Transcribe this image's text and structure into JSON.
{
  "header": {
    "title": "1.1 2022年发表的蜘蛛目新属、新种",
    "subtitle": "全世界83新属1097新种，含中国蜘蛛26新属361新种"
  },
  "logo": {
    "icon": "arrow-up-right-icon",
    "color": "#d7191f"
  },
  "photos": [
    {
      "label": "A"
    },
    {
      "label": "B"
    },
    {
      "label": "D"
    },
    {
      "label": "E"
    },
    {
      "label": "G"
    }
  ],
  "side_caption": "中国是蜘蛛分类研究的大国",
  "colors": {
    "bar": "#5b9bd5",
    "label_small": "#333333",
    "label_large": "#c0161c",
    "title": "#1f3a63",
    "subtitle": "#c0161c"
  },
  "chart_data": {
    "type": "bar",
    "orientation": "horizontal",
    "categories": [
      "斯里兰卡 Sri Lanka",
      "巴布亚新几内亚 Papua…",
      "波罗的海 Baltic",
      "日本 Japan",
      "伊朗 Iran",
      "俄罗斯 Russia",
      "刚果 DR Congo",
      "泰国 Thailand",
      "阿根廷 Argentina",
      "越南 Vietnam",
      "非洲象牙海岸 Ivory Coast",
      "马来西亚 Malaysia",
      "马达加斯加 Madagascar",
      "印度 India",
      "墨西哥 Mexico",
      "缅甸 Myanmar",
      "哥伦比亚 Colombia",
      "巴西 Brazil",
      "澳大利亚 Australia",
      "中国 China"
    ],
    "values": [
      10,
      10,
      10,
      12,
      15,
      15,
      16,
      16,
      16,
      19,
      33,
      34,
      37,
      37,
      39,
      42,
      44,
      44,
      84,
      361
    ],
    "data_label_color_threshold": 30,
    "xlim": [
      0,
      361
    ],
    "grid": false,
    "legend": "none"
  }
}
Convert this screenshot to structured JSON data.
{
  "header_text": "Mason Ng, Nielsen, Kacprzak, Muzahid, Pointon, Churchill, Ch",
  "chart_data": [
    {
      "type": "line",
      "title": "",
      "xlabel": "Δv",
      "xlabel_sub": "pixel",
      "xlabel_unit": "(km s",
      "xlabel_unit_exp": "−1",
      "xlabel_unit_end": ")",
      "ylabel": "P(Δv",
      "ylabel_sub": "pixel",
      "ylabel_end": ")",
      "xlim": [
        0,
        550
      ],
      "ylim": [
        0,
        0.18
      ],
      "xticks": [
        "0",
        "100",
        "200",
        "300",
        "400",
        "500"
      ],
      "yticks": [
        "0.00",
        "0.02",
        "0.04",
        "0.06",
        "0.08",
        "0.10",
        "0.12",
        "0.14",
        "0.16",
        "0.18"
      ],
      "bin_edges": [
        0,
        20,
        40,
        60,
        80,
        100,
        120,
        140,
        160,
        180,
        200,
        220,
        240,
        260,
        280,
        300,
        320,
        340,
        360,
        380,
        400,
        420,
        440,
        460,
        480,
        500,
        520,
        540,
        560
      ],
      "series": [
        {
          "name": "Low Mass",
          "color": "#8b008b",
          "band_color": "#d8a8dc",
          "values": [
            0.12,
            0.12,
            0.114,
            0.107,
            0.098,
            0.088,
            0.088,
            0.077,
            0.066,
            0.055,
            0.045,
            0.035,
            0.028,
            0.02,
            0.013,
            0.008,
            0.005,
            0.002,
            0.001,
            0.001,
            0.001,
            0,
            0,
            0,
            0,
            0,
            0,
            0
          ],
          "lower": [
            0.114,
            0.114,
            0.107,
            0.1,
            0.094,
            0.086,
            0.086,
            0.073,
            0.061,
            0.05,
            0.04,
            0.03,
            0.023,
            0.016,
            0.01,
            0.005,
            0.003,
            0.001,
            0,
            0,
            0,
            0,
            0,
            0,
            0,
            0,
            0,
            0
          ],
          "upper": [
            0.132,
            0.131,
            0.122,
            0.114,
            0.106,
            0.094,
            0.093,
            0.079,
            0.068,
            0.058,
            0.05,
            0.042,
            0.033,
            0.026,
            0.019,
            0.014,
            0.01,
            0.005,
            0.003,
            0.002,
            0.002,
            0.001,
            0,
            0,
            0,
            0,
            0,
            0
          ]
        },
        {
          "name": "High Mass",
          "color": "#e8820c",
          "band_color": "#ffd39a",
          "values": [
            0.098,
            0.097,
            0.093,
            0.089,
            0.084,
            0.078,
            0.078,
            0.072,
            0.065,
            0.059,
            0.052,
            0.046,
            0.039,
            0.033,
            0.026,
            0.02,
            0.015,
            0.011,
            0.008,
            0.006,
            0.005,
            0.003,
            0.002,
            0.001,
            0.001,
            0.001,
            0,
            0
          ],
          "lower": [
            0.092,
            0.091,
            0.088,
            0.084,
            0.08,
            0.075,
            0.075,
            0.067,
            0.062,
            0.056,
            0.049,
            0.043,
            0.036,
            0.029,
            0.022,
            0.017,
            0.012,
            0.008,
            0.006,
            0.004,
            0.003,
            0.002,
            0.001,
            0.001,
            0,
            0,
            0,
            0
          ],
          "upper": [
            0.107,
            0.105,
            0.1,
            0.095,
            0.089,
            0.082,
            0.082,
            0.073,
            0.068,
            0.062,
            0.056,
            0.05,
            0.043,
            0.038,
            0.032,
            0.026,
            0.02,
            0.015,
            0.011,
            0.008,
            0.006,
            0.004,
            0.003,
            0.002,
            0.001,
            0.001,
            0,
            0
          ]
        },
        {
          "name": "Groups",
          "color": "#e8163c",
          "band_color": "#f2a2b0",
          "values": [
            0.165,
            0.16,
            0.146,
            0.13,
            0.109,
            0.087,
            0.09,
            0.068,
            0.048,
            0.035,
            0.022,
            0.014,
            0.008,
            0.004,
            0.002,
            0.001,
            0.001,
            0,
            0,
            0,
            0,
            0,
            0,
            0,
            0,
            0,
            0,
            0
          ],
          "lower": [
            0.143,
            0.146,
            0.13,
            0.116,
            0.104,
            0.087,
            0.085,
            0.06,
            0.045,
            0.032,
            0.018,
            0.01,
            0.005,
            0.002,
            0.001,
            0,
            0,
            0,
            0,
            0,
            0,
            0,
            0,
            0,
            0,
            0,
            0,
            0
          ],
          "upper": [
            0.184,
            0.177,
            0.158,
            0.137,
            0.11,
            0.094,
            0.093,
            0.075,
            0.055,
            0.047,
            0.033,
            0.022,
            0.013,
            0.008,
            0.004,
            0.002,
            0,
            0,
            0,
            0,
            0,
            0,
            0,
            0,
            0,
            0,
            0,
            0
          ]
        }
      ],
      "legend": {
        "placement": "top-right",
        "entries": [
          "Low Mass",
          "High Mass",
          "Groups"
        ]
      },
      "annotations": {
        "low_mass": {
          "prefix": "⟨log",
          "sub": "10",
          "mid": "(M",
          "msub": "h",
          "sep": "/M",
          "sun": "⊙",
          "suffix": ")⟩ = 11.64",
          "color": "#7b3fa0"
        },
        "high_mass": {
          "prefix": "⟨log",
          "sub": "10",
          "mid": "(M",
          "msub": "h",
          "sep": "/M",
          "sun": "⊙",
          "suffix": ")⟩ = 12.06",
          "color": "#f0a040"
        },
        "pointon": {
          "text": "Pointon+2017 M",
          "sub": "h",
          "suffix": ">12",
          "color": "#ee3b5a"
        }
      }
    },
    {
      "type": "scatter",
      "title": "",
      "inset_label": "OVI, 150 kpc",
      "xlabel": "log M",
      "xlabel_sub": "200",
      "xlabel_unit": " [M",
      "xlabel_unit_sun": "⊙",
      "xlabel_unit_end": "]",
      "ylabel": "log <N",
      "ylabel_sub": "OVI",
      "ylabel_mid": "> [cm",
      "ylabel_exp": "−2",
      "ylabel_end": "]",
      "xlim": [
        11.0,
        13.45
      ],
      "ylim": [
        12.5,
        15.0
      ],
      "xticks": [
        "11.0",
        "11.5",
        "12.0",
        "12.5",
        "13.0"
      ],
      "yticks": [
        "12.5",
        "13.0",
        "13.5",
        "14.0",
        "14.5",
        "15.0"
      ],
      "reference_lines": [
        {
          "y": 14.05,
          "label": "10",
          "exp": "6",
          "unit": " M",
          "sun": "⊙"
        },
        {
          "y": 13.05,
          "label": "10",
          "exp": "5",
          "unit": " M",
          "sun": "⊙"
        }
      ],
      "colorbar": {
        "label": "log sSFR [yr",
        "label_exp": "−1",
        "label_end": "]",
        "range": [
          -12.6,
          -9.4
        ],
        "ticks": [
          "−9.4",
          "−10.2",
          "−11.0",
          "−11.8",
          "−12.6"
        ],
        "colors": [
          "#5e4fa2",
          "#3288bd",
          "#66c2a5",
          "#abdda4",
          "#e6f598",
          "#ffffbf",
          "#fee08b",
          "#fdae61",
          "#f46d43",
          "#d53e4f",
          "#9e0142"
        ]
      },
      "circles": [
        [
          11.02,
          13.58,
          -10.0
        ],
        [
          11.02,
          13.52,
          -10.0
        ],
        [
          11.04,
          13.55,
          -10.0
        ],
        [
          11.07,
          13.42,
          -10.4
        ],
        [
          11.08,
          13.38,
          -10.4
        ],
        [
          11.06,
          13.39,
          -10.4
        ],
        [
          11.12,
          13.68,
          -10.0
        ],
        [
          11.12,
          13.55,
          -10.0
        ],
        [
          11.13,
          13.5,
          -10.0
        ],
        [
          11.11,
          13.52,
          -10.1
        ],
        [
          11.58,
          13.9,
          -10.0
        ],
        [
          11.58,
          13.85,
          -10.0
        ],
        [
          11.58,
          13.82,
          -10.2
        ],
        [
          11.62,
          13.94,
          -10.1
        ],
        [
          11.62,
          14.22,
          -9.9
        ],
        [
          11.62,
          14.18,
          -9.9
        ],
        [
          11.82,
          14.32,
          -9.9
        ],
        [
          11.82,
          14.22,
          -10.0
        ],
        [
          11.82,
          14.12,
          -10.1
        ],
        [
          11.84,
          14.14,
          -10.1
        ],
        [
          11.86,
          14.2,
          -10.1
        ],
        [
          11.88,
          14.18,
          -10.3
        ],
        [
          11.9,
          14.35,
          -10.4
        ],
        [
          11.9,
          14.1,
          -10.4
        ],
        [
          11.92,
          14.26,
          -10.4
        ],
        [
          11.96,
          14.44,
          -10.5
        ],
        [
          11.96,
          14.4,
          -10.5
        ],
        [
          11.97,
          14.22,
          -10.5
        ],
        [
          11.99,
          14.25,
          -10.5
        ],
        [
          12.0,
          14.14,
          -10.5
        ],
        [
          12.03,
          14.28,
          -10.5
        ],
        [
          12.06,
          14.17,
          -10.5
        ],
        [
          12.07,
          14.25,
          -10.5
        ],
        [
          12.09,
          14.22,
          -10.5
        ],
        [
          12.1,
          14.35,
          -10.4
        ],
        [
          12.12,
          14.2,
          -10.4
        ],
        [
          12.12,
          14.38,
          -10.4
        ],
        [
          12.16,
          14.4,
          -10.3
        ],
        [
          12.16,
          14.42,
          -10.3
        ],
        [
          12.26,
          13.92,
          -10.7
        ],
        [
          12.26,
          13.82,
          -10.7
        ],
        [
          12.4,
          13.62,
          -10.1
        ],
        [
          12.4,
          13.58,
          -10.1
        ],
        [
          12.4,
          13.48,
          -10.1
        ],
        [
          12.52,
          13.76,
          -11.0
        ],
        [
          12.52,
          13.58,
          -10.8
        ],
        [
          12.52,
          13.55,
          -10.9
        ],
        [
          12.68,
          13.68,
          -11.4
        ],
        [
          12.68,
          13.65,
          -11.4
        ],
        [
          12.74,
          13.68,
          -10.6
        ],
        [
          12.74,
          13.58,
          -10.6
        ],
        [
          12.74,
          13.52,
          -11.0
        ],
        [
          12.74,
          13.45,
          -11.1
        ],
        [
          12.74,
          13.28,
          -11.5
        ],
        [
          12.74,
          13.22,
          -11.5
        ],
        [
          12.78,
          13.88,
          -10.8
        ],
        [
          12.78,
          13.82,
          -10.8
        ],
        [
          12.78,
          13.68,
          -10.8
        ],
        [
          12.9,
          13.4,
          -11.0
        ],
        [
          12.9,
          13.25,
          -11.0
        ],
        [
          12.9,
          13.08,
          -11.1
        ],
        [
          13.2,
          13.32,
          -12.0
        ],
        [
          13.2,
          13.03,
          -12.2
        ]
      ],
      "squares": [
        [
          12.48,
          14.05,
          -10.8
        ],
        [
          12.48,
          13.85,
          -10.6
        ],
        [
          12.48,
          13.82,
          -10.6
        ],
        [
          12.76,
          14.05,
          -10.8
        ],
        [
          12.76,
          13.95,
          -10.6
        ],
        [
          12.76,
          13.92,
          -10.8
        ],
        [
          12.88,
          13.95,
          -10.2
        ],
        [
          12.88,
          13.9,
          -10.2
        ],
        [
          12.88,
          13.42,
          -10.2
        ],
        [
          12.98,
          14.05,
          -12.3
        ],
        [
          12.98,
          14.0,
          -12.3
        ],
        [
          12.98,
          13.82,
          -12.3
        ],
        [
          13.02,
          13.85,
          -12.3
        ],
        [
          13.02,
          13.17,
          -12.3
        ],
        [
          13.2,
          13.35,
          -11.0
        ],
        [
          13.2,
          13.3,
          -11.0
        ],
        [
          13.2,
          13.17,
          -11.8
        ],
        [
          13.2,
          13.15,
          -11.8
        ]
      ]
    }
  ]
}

* [Given request]
Using the listing above, pull out all lines that hold the word "JSON".

* [The completed task]
Transcribe this image's text and structure into JSON.
Convert this screenshot to structured JSON data.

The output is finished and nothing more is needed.